▸ Problem details:
What is the number of lines that include the word "this"? Provide only that figure.
Start
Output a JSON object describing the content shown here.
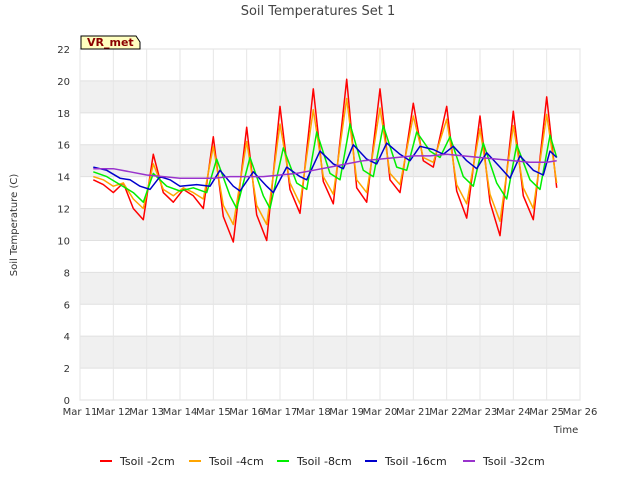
{
  "chart_data": {
    "type": "line",
    "title": "Soil Temperatures Set 1",
    "xlabel": "Time",
    "ylabel": "Soil Temperature (C)",
    "site_label": "VR_met",
    "xlim": [
      11,
      26
    ],
    "ylim": [
      0,
      22
    ],
    "x_ticks": [
      {
        "v": 11,
        "label": "Mar 11"
      },
      {
        "v": 12,
        "label": "Mar 12"
      },
      {
        "v": 13,
        "label": "Mar 13"
      },
      {
        "v": 14,
        "label": "Mar 14"
      },
      {
        "v": 15,
        "label": "Mar 15"
      },
      {
        "v": 16,
        "label": "Mar 16"
      },
      {
        "v": 17,
        "label": "Mar 17"
      },
      {
        "v": 18,
        "label": "Mar 18"
      },
      {
        "v": 19,
        "label": "Mar 19"
      },
      {
        "v": 20,
        "label": "Mar 20"
      },
      {
        "v": 21,
        "label": "Mar 21"
      },
      {
        "v": 22,
        "label": "Mar 22"
      },
      {
        "v": 23,
        "label": "Mar 23"
      },
      {
        "v": 24,
        "label": "Mar 24"
      },
      {
        "v": 25,
        "label": "Mar 25"
      },
      {
        "v": 26,
        "label": "Mar 26"
      }
    ],
    "y_ticks": [
      0,
      2,
      4,
      6,
      8,
      10,
      12,
      14,
      16,
      18,
      20,
      22
    ],
    "grid": true,
    "legend_position": "bottom",
    "series": [
      {
        "name": "Tsoil -2cm",
        "color": "#ff0000",
        "x": [
          11.4,
          11.7,
          12.0,
          12.3,
          12.6,
          12.9,
          13.2,
          13.5,
          13.8,
          14.1,
          14.4,
          14.7,
          15.0,
          15.3,
          15.6,
          16.0,
          16.3,
          16.6,
          17.0,
          17.3,
          17.6,
          18.0,
          18.3,
          18.6,
          19.0,
          19.3,
          19.6,
          20.0,
          20.3,
          20.6,
          21.0,
          21.3,
          21.6,
          22.0,
          22.3,
          22.6,
          23.0,
          23.3,
          23.6,
          24.0,
          24.3,
          24.6,
          25.0,
          25.3
        ],
        "y": [
          13.8,
          13.5,
          13.0,
          13.6,
          12.0,
          11.3,
          15.4,
          13.0,
          12.4,
          13.2,
          12.8,
          12.0,
          16.5,
          11.5,
          9.9,
          17.1,
          11.6,
          10.0,
          18.4,
          13.2,
          11.7,
          19.5,
          13.7,
          12.3,
          20.1,
          13.3,
          12.4,
          19.5,
          13.8,
          13.0,
          18.6,
          15.0,
          14.6,
          18.4,
          13.1,
          11.4,
          17.8,
          12.4,
          10.3,
          18.1,
          12.8,
          11.3,
          19.0,
          13.3
        ]
      },
      {
        "name": "Tsoil -4cm",
        "color": "#ffa500",
        "x": [
          11.4,
          11.7,
          12.0,
          12.3,
          12.6,
          12.9,
          13.2,
          13.5,
          13.8,
          14.1,
          14.4,
          14.7,
          15.0,
          15.3,
          15.6,
          16.0,
          16.3,
          16.6,
          17.0,
          17.3,
          17.6,
          18.0,
          18.3,
          18.6,
          19.0,
          19.3,
          19.6,
          20.0,
          20.3,
          20.6,
          21.0,
          21.3,
          21.6,
          22.0,
          22.3,
          22.6,
          23.0,
          23.3,
          23.6,
          24.0,
          24.3,
          24.6,
          25.0,
          25.3
        ],
        "y": [
          14.0,
          13.8,
          13.4,
          13.6,
          12.6,
          12.0,
          14.8,
          13.2,
          12.8,
          13.3,
          13.0,
          12.6,
          15.9,
          12.2,
          11.0,
          16.2,
          12.2,
          11.0,
          17.3,
          13.6,
          12.3,
          18.2,
          14.0,
          12.9,
          18.9,
          13.8,
          13.0,
          18.3,
          14.2,
          13.5,
          17.8,
          15.2,
          14.9,
          17.6,
          13.5,
          12.3,
          17.0,
          12.9,
          11.2,
          17.2,
          13.3,
          12.0,
          17.9,
          13.6
        ]
      },
      {
        "name": "Tsoil -8cm",
        "color": "#00ee00",
        "x": [
          11.4,
          11.8,
          12.2,
          12.6,
          12.9,
          13.2,
          13.6,
          14.0,
          14.4,
          14.8,
          15.1,
          15.5,
          15.7,
          16.1,
          16.5,
          16.7,
          17.1,
          17.5,
          17.8,
          18.1,
          18.5,
          18.8,
          19.1,
          19.5,
          19.8,
          20.1,
          20.5,
          20.8,
          21.1,
          21.5,
          21.8,
          22.1,
          22.5,
          22.8,
          23.1,
          23.5,
          23.8,
          24.1,
          24.5,
          24.8,
          25.1,
          25.3
        ],
        "y": [
          14.3,
          14.0,
          13.5,
          13.0,
          12.4,
          14.2,
          13.4,
          13.1,
          13.3,
          13.0,
          15.1,
          12.8,
          12.0,
          15.2,
          12.8,
          12.0,
          15.8,
          13.6,
          13.2,
          16.8,
          14.2,
          13.8,
          17.3,
          14.4,
          14.0,
          17.2,
          14.6,
          14.4,
          16.8,
          15.6,
          15.2,
          16.5,
          14.0,
          13.4,
          16.1,
          13.6,
          12.6,
          16.0,
          13.8,
          13.2,
          16.6,
          15.2
        ]
      },
      {
        "name": "Tsoil -16cm",
        "color": "#0000cc",
        "x": [
          11.4,
          11.8,
          12.2,
          12.5,
          12.8,
          13.1,
          13.4,
          13.7,
          14.0,
          14.5,
          14.9,
          15.2,
          15.6,
          15.8,
          16.2,
          16.6,
          16.8,
          17.2,
          17.6,
          17.8,
          18.2,
          18.6,
          18.9,
          19.2,
          19.6,
          19.9,
          20.2,
          20.6,
          20.9,
          21.2,
          21.6,
          21.9,
          22.2,
          22.6,
          22.9,
          23.2,
          23.6,
          23.9,
          24.2,
          24.6,
          24.9,
          25.1,
          25.3
        ],
        "y": [
          14.6,
          14.4,
          13.9,
          13.8,
          13.4,
          13.2,
          14.0,
          13.8,
          13.4,
          13.5,
          13.4,
          14.4,
          13.4,
          13.1,
          14.3,
          13.4,
          13.0,
          14.6,
          14.0,
          13.8,
          15.6,
          14.8,
          14.5,
          16.0,
          15.1,
          14.8,
          16.1,
          15.4,
          15.0,
          15.9,
          15.7,
          15.4,
          15.9,
          15.0,
          14.5,
          15.5,
          14.6,
          13.9,
          15.3,
          14.4,
          14.1,
          15.6,
          15.2
        ]
      },
      {
        "name": "Tsoil -32cm",
        "color": "#9933cc",
        "x": [
          11.4,
          12.0,
          12.5,
          13.0,
          13.5,
          14.0,
          14.5,
          15.0,
          15.5,
          16.0,
          16.5,
          17.0,
          17.5,
          18.0,
          18.5,
          19.0,
          19.5,
          20.0,
          20.5,
          21.0,
          21.5,
          22.0,
          22.5,
          23.0,
          23.5,
          24.0,
          24.5,
          25.0,
          25.3
        ],
        "y": [
          14.5,
          14.5,
          14.3,
          14.1,
          14.0,
          13.9,
          13.9,
          13.9,
          14.0,
          14.0,
          14.0,
          14.1,
          14.2,
          14.4,
          14.6,
          14.8,
          15.0,
          15.1,
          15.2,
          15.3,
          15.3,
          15.4,
          15.3,
          15.2,
          15.1,
          15.0,
          14.9,
          14.9,
          15.0
        ]
      }
    ]
  }
}
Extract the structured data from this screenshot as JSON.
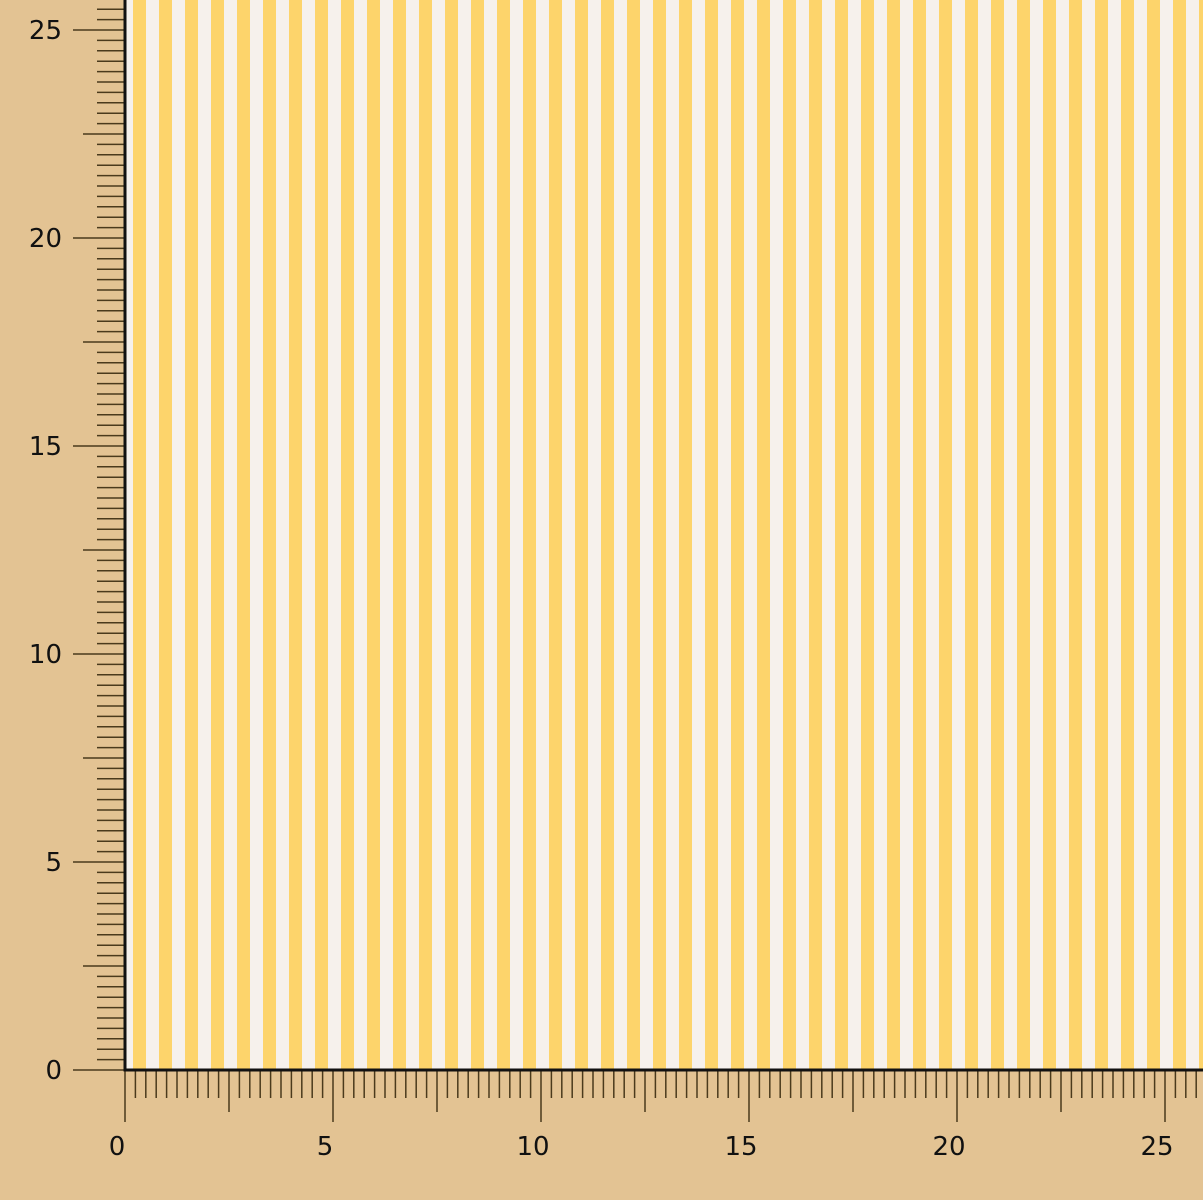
{
  "colors": {
    "background": "#e3c393",
    "stripe_yellow": "#fdd46b",
    "stripe_white": "#f6f1ec",
    "ruler_ink": "#4a3a1c",
    "axis_line": "#111111"
  },
  "ruler": {
    "unit_step_minor": 0.25,
    "unit_step_mid": 2.5,
    "unit_step_major": 5,
    "x_range": [
      0,
      26
    ],
    "y_range": [
      0,
      25.7
    ],
    "x_labels": [
      "0",
      "5",
      "10",
      "15",
      "20",
      "25"
    ],
    "y_labels": [
      "0",
      "5",
      "10",
      "15",
      "20",
      "25"
    ]
  },
  "fabric": {
    "pattern": "vertical stripes",
    "stripe_period_units": 0.625
  }
}
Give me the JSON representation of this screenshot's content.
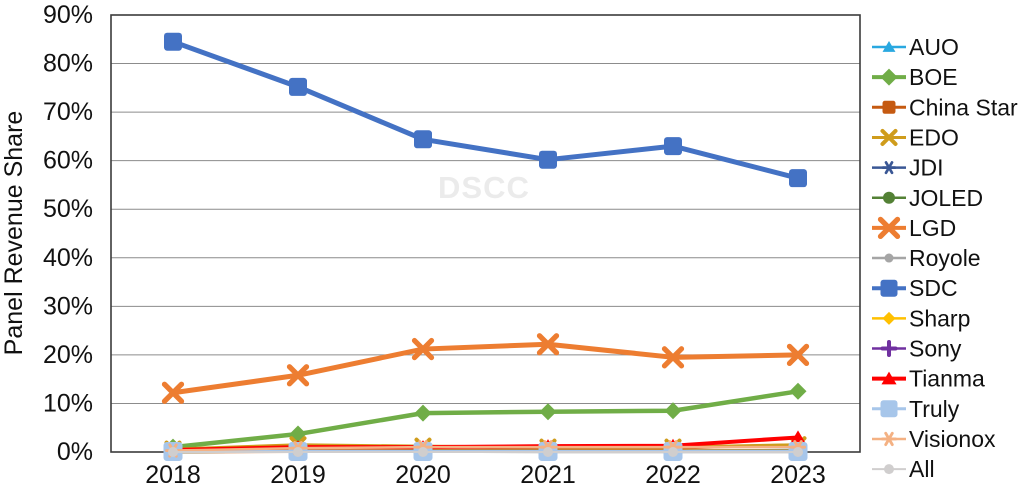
{
  "watermark": "DSCC",
  "chart_data": {
    "type": "line",
    "title": "",
    "xlabel": "",
    "ylabel": "Panel Revenue Share",
    "ylim": [
      0,
      90
    ],
    "y_tick_step": 10,
    "y_tick_labels": [
      "0%",
      "10%",
      "20%",
      "30%",
      "40%",
      "50%",
      "60%",
      "70%",
      "80%",
      "90%"
    ],
    "grid": true,
    "legend_position": "right",
    "categories": [
      "2018",
      "2019",
      "2020",
      "2021",
      "2022",
      "2023"
    ],
    "series": [
      {
        "name": "AUO",
        "color": "#29a8e0",
        "marker": "triangle",
        "line_width": 2.5,
        "marker_size": 6,
        "values": [
          0.2,
          0.2,
          0.3,
          0.3,
          0.3,
          0.4
        ]
      },
      {
        "name": "BOE",
        "color": "#70ad47",
        "marker": "diamond",
        "line_width": 4.5,
        "marker_size": 8.5,
        "values": [
          1.0,
          3.7,
          8.0,
          8.3,
          8.5,
          12.5
        ]
      },
      {
        "name": "China Star",
        "color": "#c55a11",
        "marker": "square",
        "line_width": 3,
        "marker_size": 6.5,
        "values": [
          0.0,
          0.1,
          0.3,
          0.5,
          0.8,
          1.5
        ]
      },
      {
        "name": "EDO",
        "color": "#cf9c1c",
        "marker": "x",
        "line_width": 3,
        "marker_size": 6.5,
        "values": [
          0.6,
          1.5,
          1.2,
          1.0,
          1.0,
          1.5
        ]
      },
      {
        "name": "JDI",
        "color": "#3a5795",
        "marker": "asterisk",
        "line_width": 2.5,
        "marker_size": 6,
        "values": [
          0.3,
          0.3,
          0.3,
          0.3,
          0.2,
          0.2
        ]
      },
      {
        "name": "JOLED",
        "color": "#538135",
        "marker": "circle",
        "line_width": 2.5,
        "marker_size": 6,
        "values": [
          0.0,
          0.1,
          0.1,
          0.2,
          0.2,
          0.2
        ]
      },
      {
        "name": "LGD",
        "color": "#ed7d31",
        "marker": "x",
        "line_width": 5,
        "marker_size": 8.5,
        "values": [
          12.2,
          15.8,
          21.2,
          22.2,
          19.5,
          20.0
        ]
      },
      {
        "name": "Royole",
        "color": "#a5a5a5",
        "marker": "circle",
        "line_width": 2.5,
        "marker_size": 4.5,
        "values": [
          0.0,
          0.1,
          0.1,
          0.0,
          0.0,
          0.0
        ]
      },
      {
        "name": "SDC",
        "color": "#4472c4",
        "marker": "square",
        "line_width": 5,
        "marker_size": 9,
        "values": [
          84.5,
          75.2,
          64.4,
          60.2,
          63.0,
          56.4
        ]
      },
      {
        "name": "Sharp",
        "color": "#ffc000",
        "marker": "diamond",
        "line_width": 2.5,
        "marker_size": 6.5,
        "values": [
          0.4,
          0.3,
          0.3,
          0.3,
          0.3,
          0.3
        ]
      },
      {
        "name": "Sony",
        "color": "#7030a0",
        "marker": "plus",
        "line_width": 2.5,
        "marker_size": 6.5,
        "values": [
          0.2,
          0.2,
          0.2,
          0.2,
          0.2,
          0.2
        ]
      },
      {
        "name": "Tianma",
        "color": "#ff0000",
        "marker": "triangle",
        "line_width": 4,
        "marker_size": 7,
        "values": [
          0.4,
          1.0,
          1.0,
          1.2,
          1.3,
          3.0
        ]
      },
      {
        "name": "Truly",
        "color": "#a7c6ea",
        "marker": "square",
        "line_width": 3,
        "marker_size": 9.5,
        "values": [
          0.1,
          0.1,
          0.1,
          0.1,
          0.1,
          0.1
        ]
      },
      {
        "name": "Visionox",
        "color": "#f4b183",
        "marker": "asterisk",
        "line_width": 2.5,
        "marker_size": 6.5,
        "values": [
          0.3,
          0.8,
          1.0,
          1.0,
          1.0,
          1.0
        ]
      },
      {
        "name": "All",
        "color": "#d0cece",
        "marker": "circle",
        "line_width": 2,
        "marker_size": 5,
        "values": [
          0.0,
          0.0,
          0.0,
          0.0,
          0.0,
          0.0
        ]
      }
    ]
  }
}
End
▸ The answer:
2